Start of INPUT ROWS
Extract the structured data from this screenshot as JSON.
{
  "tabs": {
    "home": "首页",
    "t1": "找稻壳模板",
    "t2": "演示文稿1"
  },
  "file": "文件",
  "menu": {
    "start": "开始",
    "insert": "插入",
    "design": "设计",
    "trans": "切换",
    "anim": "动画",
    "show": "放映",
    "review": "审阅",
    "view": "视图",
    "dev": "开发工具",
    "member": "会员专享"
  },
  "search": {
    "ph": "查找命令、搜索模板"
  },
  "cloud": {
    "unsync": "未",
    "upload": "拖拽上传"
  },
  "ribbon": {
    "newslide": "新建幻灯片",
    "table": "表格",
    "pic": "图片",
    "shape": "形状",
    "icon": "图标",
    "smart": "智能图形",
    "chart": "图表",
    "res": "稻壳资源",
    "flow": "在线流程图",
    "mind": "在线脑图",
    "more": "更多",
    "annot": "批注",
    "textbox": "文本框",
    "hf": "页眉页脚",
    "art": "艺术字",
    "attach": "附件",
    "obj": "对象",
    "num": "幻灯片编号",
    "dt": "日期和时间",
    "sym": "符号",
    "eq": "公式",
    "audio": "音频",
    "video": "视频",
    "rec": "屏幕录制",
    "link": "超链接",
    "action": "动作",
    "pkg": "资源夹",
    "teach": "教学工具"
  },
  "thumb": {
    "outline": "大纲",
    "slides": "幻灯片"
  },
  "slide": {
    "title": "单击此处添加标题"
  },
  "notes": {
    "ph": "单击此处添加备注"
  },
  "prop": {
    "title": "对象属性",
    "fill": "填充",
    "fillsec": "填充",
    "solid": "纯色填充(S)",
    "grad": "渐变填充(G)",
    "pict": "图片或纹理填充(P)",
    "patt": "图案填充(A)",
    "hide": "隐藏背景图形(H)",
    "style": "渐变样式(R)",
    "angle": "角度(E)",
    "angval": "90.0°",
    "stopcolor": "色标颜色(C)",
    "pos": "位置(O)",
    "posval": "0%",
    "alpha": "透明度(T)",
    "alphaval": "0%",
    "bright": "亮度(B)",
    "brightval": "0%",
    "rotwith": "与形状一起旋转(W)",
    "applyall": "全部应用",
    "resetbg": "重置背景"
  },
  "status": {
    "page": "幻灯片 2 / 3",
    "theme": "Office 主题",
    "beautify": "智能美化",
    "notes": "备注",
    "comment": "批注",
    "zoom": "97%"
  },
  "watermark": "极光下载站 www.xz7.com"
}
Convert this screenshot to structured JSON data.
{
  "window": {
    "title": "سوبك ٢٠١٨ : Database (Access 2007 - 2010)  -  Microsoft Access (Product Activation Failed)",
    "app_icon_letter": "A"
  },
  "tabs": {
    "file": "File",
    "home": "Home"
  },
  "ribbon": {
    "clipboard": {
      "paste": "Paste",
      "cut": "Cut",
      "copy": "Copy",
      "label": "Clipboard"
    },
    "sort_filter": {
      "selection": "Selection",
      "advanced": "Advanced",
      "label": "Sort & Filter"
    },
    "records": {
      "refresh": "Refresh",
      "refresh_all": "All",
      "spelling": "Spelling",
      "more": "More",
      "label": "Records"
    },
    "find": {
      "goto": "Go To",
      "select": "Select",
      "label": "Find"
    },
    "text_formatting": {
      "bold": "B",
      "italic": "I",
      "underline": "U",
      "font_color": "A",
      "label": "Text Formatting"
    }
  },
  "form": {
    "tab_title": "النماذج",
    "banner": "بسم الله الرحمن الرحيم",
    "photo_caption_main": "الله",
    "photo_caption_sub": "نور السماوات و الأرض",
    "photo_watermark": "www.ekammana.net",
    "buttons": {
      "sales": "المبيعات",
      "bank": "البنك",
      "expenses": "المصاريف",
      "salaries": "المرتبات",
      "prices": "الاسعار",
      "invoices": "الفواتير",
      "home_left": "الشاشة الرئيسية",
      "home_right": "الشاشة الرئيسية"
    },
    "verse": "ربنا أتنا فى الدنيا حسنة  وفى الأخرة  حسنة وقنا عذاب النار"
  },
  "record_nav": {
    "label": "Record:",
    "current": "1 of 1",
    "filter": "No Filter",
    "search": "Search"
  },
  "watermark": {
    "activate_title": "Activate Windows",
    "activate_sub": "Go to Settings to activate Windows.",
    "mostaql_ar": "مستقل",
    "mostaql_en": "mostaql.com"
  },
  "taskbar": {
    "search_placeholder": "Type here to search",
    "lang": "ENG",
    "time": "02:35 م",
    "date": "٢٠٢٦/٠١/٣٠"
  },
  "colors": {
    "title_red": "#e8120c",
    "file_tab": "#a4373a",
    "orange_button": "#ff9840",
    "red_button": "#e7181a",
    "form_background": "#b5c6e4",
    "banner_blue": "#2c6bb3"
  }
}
End of INPUT ROWS
GIVEN EXERCISE - Each record above should be output again exactly.

WRITTEN SOLUTION -
Extract the structured data from this screenshot as JSON.
{
  "tabs": {
    "home": "首页",
    "t1": "找稻壳模板",
    "t2": "演示文稿1"
  },
  "file": "文件",
  "menu": {
    "start": "开始",
    "insert": "插入",
    "design": "设计",
    "trans": "切换",
    "anim": "动画",
    "show": "放映",
    "review": "审阅",
    "view": "视图",
    "dev": "开发工具",
    "member": "会员专享"
  },
  "search": {
    "ph": "查找命令、搜索模板"
  },
  "cloud": {
    "unsync": "未",
    "upload": "拖拽上传"
  },
  "ribbon": {
    "newslide": "新建幻灯片",
    "table": "表格",
    "pic": "图片",
    "shape": "形状",
    "icon": "图标",
    "smart": "智能图形",
    "chart": "图表",
    "res": "稻壳资源",
    "flow": "在线流程图",
    "mind": "在线脑图",
    "more": "更多",
    "annot": "批注",
    "textbox": "文本框",
    "hf": "页眉页脚",
    "art": "艺术字",
    "attach": "附件",
    "obj": "对象",
    "num": "幻灯片编号",
    "dt": "日期和时间",
    "sym": "符号",
    "eq": "公式",
    "audio": "音频",
    "video": "视频",
    "rec": "屏幕录制",
    "link": "超链接",
    "action": "动作",
    "pkg": "资源夹",
    "teach": "教学工具"
  },
  "thumb": {
    "outline": "大纲",
    "slides": "幻灯片"
  },
  "slide": {
    "title": "单击此处添加标题"
  },
  "notes": {
    "ph": "单击此处添加备注"
  },
  "prop": {
    "title": "对象属性",
    "fill": "填充",
    "fillsec": "填充",
    "solid": "纯色填充(S)",
    "grad": "渐变填充(G)",
    "pict": "图片或纹理填充(P)",
    "patt": "图案填充(A)",
    "hide": "隐藏背景图形(H)",
    "style": "渐变样式(R)",
    "angle": "角度(E)",
    "angval": "90.0°",
    "stopcolor": "色标颜色(C)",
    "pos": "位置(O)",
    "posval": "0%",
    "alpha": "透明度(T)",
    "alphaval": "0%",
    "bright": "亮度(B)",
    "brightval": "0%",
    "rotwith": "与形状一起旋转(W)",
    "applyall": "全部应用",
    "resetbg": "重置背景"
  },
  "status": {
    "page": "幻灯片 2 / 3",
    "theme": "Office 主题",
    "beautify": "智能美化",
    "notes": "备注",
    "comment": "批注",
    "zoom": "97%"
  },
  "watermark": "极光下载站 www.xz7.com"
}
Convert this screenshot to structured JSON data.
{
  "window": {
    "title": "سوبك ٢٠١٨ : Database (Access 2007 - 2010)  -  Microsoft Access (Product Activation Failed)",
    "app_icon_letter": "A"
  },
  "tabs": {
    "file": "File",
    "home": "Home"
  },
  "ribbon": {
    "clipboard": {
      "paste": "Paste",
      "cut": "Cut",
      "copy": "Copy",
      "label": "Clipboard"
    },
    "sort_filter": {
      "selection": "Selection",
      "advanced": "Advanced",
      "label": "Sort & Filter"
    },
    "records": {
      "refresh": "Refresh",
      "refresh_all": "All",
      "spelling": "Spelling",
      "more": "More",
      "label": "Records"
    },
    "find": {
      "goto": "Go To",
      "select": "Select",
      "label": "Find"
    },
    "text_formatting": {
      "bold": "B",
      "italic": "I",
      "underline": "U",
      "font_color": "A",
      "label": "Text Formatting"
    }
  },
  "form": {
    "tab_title": "النماذج",
    "banner": "بسم الله الرحمن الرحيم",
    "photo_caption_main": "الله",
    "photo_caption_sub": "نور السماوات و الأرض",
    "photo_watermark": "www.ekammana.net",
    "buttons": {
      "sales": "المبيعات",
      "bank": "البنك",
      "expenses": "المصاريف",
      "salaries": "المرتبات",
      "prices": "الاسعار",
      "invoices": "الفواتير",
      "home_left": "الشاشة الرئيسية",
      "home_right": "الشاشة الرئيسية"
    },
    "verse": "ربنا أتنا فى الدنيا حسنة  وفى الأخرة  حسنة وقنا عذاب النار"
  },
  "record_nav": {
    "label": "Record:",
    "current": "1 of 1",
    "filter": "No Filter",
    "search": "Search"
  },
  "watermark": {
    "activate_title": "Activate Windows",
    "activate_sub": "Go to Settings to activate Windows.",
    "mostaql_ar": "مستقل",
    "mostaql_en": "mostaql.com"
  },
  "taskbar": {
    "search_placeholder": "Type here to search",
    "lang": "ENG",
    "time": "02:35 م",
    "date": "٢٠٢٦/٠١/٣٠"
  },
  "colors": {
    "title_red": "#e8120c",
    "file_tab": "#a4373a",
    "orange_button": "#ff9840",
    "red_button": "#e7181a",
    "form_background": "#b5c6e4",
    "banner_blue": "#2c6bb3"
  }
}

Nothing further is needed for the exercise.